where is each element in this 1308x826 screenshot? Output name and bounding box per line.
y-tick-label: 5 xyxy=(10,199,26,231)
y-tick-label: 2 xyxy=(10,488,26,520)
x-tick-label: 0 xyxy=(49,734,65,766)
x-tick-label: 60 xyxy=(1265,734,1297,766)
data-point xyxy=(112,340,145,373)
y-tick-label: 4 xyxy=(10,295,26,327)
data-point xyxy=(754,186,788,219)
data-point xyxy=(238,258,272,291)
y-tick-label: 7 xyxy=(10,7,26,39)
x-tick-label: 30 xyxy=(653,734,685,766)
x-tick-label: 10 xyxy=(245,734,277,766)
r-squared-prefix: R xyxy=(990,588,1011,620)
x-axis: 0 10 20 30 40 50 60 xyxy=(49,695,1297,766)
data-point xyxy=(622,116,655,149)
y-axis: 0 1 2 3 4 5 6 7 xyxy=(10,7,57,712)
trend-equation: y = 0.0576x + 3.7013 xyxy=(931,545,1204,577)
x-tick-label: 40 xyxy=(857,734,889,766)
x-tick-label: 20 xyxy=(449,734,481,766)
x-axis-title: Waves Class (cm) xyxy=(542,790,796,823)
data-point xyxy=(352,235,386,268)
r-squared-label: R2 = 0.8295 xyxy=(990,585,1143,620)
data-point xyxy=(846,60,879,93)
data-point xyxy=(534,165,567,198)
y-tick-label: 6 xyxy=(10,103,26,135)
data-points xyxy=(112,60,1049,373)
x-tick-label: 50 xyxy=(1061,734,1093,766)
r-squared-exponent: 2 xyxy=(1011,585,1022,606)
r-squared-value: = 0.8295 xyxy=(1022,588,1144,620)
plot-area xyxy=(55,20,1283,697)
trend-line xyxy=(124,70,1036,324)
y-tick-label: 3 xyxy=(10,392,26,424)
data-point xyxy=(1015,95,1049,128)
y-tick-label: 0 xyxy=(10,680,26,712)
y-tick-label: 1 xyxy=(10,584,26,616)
--
Please count the lines in the entries above that contain the string "data", and reply with that number alone.

9